==== STORED DATA ====

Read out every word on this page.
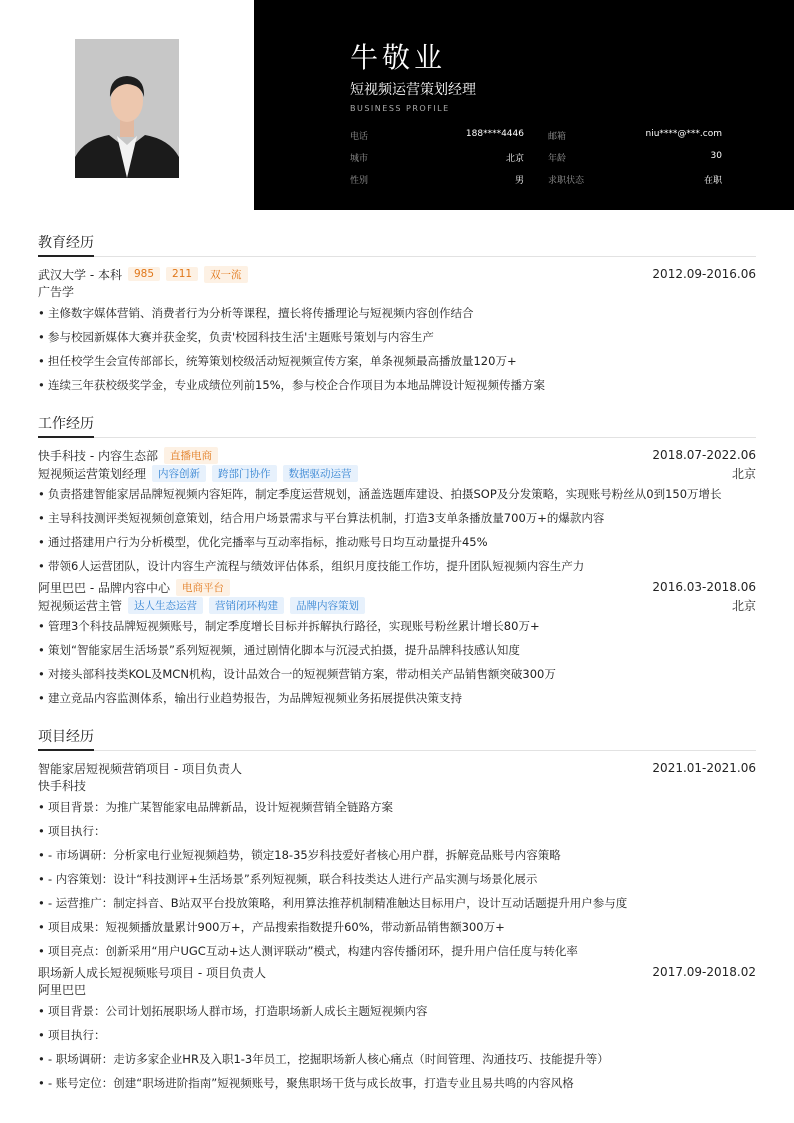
牛敬业
短视频运营策划经理
BUSINESS PROFILE
电话	188****4446	邮箱	niu****@***.com
城市	北京	年龄	30
性别	男	求职状态	在职
教育经历
武汉大学 - 本科	985	211	双一流	2012.09-2016.06
广告学
• 主修数字媒体营销、消费者行为分析等课程，擅长将传播理论与短视频内容创作结合
• 参与校园新媒体大赛并获金奖，负责'校园科技生活'主题账号策划与内容生产
• 担任校学生会宣传部部长，统筹策划校级活动短视频宣传方案，单条视频最高播放量120万+
• 连续三年获校级奖学金，专业成绩位列前15%，参与校企合作项目为本地品牌设计短视频传播方案
工作经历
快手科技 - 内容生态部	直播电商	2018.07-2022.06
短视频运营策划经理	内容创新	跨部门协作	数据驱动运营	北京
• 负责搭建智能家居品牌短视频内容矩阵，制定季度运营规划，涵盖选题库建设、拍摄SOP及分发策略，实现账号粉丝从0到150万增长
• 主导科技测评类短视频创意策划，结合用户场景需求与平台算法机制，打造3支单条播放量700万+的爆款内容
• 通过搭建用户行为分析模型，优化完播率与互动率指标，推动账号日均互动量提升45%
• 带领6人运营团队，设计内容生产流程与绩效评估体系，组织月度技能工作坊，提升团队短视频内容生产力
阿里巴巴 - 品牌内容中心	电商平台	2016.03-2018.06
短视频运营主管	达人生态运营	营销闭环构建	品牌内容策划	北京
• 管理3个科技品牌短视频账号，制定季度增长目标并拆解执行路径，实现账号粉丝累计增长80万+
• 策划“智能家居生活场景”系列短视频，通过剧情化脚本与沉浸式拍摄，提升品牌科技感认知度
• 对接头部科技类KOL及MCN机构，设计品效合一的短视频营销方案，带动相关产品销售额突破300万
• 建立竞品内容监测体系，输出行业趋势报告，为品牌短视频业务拓展提供决策支持
项目经历
智能家居短视频营销项目 - 项目负责人	2021.01-2021.06
快手科技
• 项目背景：为推广某智能家电品牌新品，设计短视频营销全链路方案
• 项目执行：
• - 市场调研：分析家电行业短视频趋势，锁定18-35岁科技爱好者核心用户群，拆解竞品账号内容策略
• - 内容策划：设计“科技测评+生活场景”系列短视频，联合科技类达人进行产品实测与场景化展示
• - 运营推广：制定抖音、B站双平台投放策略，利用算法推荐机制精准触达目标用户，设计互动话题提升用户参与度
• 项目成果：短视频播放量累计900万+，产品搜索指数提升60%，带动新品销售额300万+
• 项目亮点：创新采用“用户UGC互动+达人测评联动”模式，构建内容传播闭环，提升用户信任度与转化率
职场新人成长短视频账号项目 - 项目负责人	2017.09-2018.02
阿里巴巴
• 项目背景：公司计划拓展职场人群市场，打造职场新人成长主题短视频内容
• 项目执行：
• - 职场调研：走访多家企业HR及入职1-3年员工，挖掘职场新人核心痛点（时间管理、沟通技巧、技能提升等）
• - 账号定位：创建“职场进阶指南”短视频账号，聚焦职场干货与成长故事，打造专业且易共鸣的内容风格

====

▶ **EXERCISE REQUIREMENTS**: Give only the count of lines in the data that include the string "系列短视频".

▶ **THE COMPLETED TASK**: 2